-- Begin DATA ROWS --

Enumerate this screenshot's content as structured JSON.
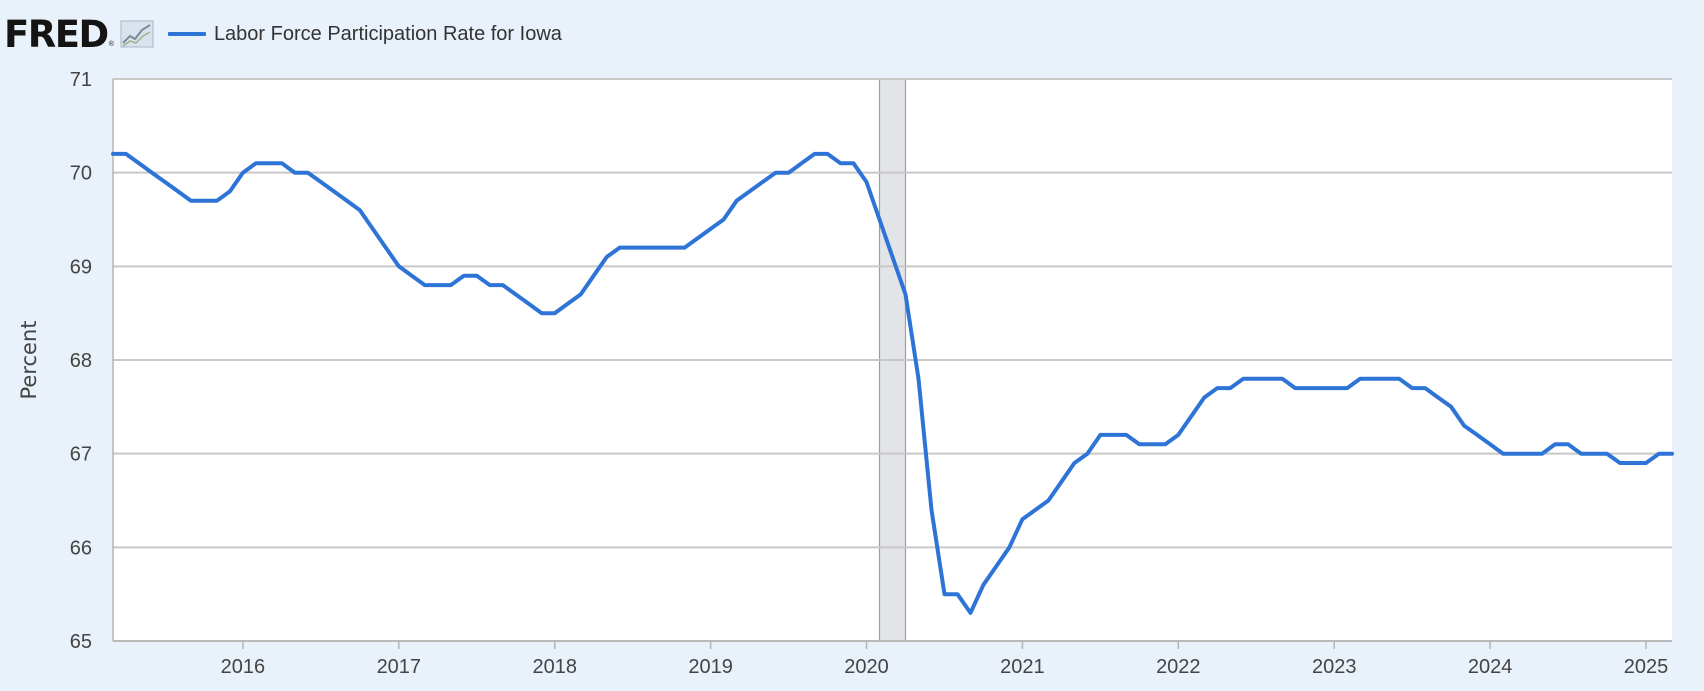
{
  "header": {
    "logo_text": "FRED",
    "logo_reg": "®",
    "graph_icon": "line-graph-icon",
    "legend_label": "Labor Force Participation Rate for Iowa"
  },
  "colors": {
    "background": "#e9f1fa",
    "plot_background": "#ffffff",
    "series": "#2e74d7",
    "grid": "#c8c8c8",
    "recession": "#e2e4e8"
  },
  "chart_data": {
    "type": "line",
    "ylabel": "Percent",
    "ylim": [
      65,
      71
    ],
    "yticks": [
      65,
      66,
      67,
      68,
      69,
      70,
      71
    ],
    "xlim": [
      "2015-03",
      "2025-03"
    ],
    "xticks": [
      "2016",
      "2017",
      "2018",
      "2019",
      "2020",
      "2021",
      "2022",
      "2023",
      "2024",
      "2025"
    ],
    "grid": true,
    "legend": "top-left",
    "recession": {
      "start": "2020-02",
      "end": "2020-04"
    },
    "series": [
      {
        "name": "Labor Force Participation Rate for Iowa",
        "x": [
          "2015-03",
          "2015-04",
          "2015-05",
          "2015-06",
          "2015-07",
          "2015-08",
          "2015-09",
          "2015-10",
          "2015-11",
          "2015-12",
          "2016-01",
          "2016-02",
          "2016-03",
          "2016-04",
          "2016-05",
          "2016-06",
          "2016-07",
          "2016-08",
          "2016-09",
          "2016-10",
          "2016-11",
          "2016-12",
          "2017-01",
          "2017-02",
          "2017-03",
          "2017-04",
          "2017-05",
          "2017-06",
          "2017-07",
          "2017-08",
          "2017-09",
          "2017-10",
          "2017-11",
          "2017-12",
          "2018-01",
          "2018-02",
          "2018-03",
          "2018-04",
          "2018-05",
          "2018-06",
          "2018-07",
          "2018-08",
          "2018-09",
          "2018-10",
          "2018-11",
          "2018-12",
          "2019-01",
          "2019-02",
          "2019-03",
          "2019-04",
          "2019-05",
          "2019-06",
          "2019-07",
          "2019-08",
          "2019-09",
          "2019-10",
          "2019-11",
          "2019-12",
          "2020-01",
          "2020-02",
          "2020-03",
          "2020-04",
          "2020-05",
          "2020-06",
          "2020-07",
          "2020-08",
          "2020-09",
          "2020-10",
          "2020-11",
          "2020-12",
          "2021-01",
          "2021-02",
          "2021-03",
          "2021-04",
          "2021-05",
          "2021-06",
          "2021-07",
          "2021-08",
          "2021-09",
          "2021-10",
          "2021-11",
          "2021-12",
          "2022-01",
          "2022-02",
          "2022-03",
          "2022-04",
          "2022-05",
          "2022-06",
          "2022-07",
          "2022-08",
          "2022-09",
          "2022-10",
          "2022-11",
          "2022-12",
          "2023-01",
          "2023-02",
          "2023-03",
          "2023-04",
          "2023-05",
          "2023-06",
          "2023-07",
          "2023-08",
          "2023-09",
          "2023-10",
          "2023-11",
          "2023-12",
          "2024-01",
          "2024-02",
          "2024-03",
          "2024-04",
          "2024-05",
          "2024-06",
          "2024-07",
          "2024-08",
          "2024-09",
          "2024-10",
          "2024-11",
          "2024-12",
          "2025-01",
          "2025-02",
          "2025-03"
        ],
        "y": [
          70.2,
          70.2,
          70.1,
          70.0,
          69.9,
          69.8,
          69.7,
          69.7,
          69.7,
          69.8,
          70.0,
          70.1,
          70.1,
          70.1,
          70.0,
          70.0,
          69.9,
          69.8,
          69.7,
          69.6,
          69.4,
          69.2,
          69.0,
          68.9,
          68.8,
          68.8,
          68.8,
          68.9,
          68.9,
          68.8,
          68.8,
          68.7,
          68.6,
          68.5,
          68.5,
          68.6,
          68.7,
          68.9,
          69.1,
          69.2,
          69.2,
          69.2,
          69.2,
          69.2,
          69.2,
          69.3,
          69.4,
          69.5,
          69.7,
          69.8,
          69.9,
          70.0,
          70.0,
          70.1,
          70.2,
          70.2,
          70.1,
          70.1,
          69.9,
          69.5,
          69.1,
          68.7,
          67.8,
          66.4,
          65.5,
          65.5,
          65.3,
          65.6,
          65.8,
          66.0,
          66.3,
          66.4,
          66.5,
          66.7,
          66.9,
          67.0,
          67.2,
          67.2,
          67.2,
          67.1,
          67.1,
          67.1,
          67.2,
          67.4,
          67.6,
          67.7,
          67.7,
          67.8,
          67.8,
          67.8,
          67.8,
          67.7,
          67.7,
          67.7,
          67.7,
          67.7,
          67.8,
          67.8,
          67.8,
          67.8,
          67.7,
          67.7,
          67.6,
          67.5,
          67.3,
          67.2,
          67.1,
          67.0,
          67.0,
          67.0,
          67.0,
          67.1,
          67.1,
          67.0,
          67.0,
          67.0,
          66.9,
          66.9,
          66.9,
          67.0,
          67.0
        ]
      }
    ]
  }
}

-- End DATA ROWS --

EXERCISE REQUIREMENTS ::
The entries above are to be returned exactly, without their pictures.

WRITTEN ANSWER ::
Enumerate this screenshot's content as structured JSON.
{
  "header": {
    "logo_text": "FRED",
    "logo_reg": "®",
    "graph_icon": "line-graph-icon",
    "legend_label": "Labor Force Participation Rate for Iowa"
  },
  "colors": {
    "background": "#e9f1fa",
    "plot_background": "#ffffff",
    "series": "#2e74d7",
    "grid": "#c8c8c8",
    "recession": "#e2e4e8"
  },
  "chart_data": {
    "type": "line",
    "ylabel": "Percent",
    "ylim": [
      65,
      71
    ],
    "yticks": [
      65,
      66,
      67,
      68,
      69,
      70,
      71
    ],
    "xlim": [
      "2015-03",
      "2025-03"
    ],
    "xticks": [
      "2016",
      "2017",
      "2018",
      "2019",
      "2020",
      "2021",
      "2022",
      "2023",
      "2024",
      "2025"
    ],
    "grid": true,
    "legend": "top-left",
    "recession": {
      "start": "2020-02",
      "end": "2020-04"
    },
    "series": [
      {
        "name": "Labor Force Participation Rate for Iowa",
        "x": [
          "2015-03",
          "2015-04",
          "2015-05",
          "2015-06",
          "2015-07",
          "2015-08",
          "2015-09",
          "2015-10",
          "2015-11",
          "2015-12",
          "2016-01",
          "2016-02",
          "2016-03",
          "2016-04",
          "2016-05",
          "2016-06",
          "2016-07",
          "2016-08",
          "2016-09",
          "2016-10",
          "2016-11",
          "2016-12",
          "2017-01",
          "2017-02",
          "2017-03",
          "2017-04",
          "2017-05",
          "2017-06",
          "2017-07",
          "2017-08",
          "2017-09",
          "2017-10",
          "2017-11",
          "2017-12",
          "2018-01",
          "2018-02",
          "2018-03",
          "2018-04",
          "2018-05",
          "2018-06",
          "2018-07",
          "2018-08",
          "2018-09",
          "2018-10",
          "2018-11",
          "2018-12",
          "2019-01",
          "2019-02",
          "2019-03",
          "2019-04",
          "2019-05",
          "2019-06",
          "2019-07",
          "2019-08",
          "2019-09",
          "2019-10",
          "2019-11",
          "2019-12",
          "2020-01",
          "2020-02",
          "2020-03",
          "2020-04",
          "2020-05",
          "2020-06",
          "2020-07",
          "2020-08",
          "2020-09",
          "2020-10",
          "2020-11",
          "2020-12",
          "2021-01",
          "2021-02",
          "2021-03",
          "2021-04",
          "2021-05",
          "2021-06",
          "2021-07",
          "2021-08",
          "2021-09",
          "2021-10",
          "2021-11",
          "2021-12",
          "2022-01",
          "2022-02",
          "2022-03",
          "2022-04",
          "2022-05",
          "2022-06",
          "2022-07",
          "2022-08",
          "2022-09",
          "2022-10",
          "2022-11",
          "2022-12",
          "2023-01",
          "2023-02",
          "2023-03",
          "2023-04",
          "2023-05",
          "2023-06",
          "2023-07",
          "2023-08",
          "2023-09",
          "2023-10",
          "2023-11",
          "2023-12",
          "2024-01",
          "2024-02",
          "2024-03",
          "2024-04",
          "2024-05",
          "2024-06",
          "2024-07",
          "2024-08",
          "2024-09",
          "2024-10",
          "2024-11",
          "2024-12",
          "2025-01",
          "2025-02",
          "2025-03"
        ],
        "y": [
          70.2,
          70.2,
          70.1,
          70.0,
          69.9,
          69.8,
          69.7,
          69.7,
          69.7,
          69.8,
          70.0,
          70.1,
          70.1,
          70.1,
          70.0,
          70.0,
          69.9,
          69.8,
          69.7,
          69.6,
          69.4,
          69.2,
          69.0,
          68.9,
          68.8,
          68.8,
          68.8,
          68.9,
          68.9,
          68.8,
          68.8,
          68.7,
          68.6,
          68.5,
          68.5,
          68.6,
          68.7,
          68.9,
          69.1,
          69.2,
          69.2,
          69.2,
          69.2,
          69.2,
          69.2,
          69.3,
          69.4,
          69.5,
          69.7,
          69.8,
          69.9,
          70.0,
          70.0,
          70.1,
          70.2,
          70.2,
          70.1,
          70.1,
          69.9,
          69.5,
          69.1,
          68.7,
          67.8,
          66.4,
          65.5,
          65.5,
          65.3,
          65.6,
          65.8,
          66.0,
          66.3,
          66.4,
          66.5,
          66.7,
          66.9,
          67.0,
          67.2,
          67.2,
          67.2,
          67.1,
          67.1,
          67.1,
          67.2,
          67.4,
          67.6,
          67.7,
          67.7,
          67.8,
          67.8,
          67.8,
          67.8,
          67.7,
          67.7,
          67.7,
          67.7,
          67.7,
          67.8,
          67.8,
          67.8,
          67.8,
          67.7,
          67.7,
          67.6,
          67.5,
          67.3,
          67.2,
          67.1,
          67.0,
          67.0,
          67.0,
          67.0,
          67.1,
          67.1,
          67.0,
          67.0,
          67.0,
          66.9,
          66.9,
          66.9,
          67.0,
          67.0
        ]
      }
    ]
  }
}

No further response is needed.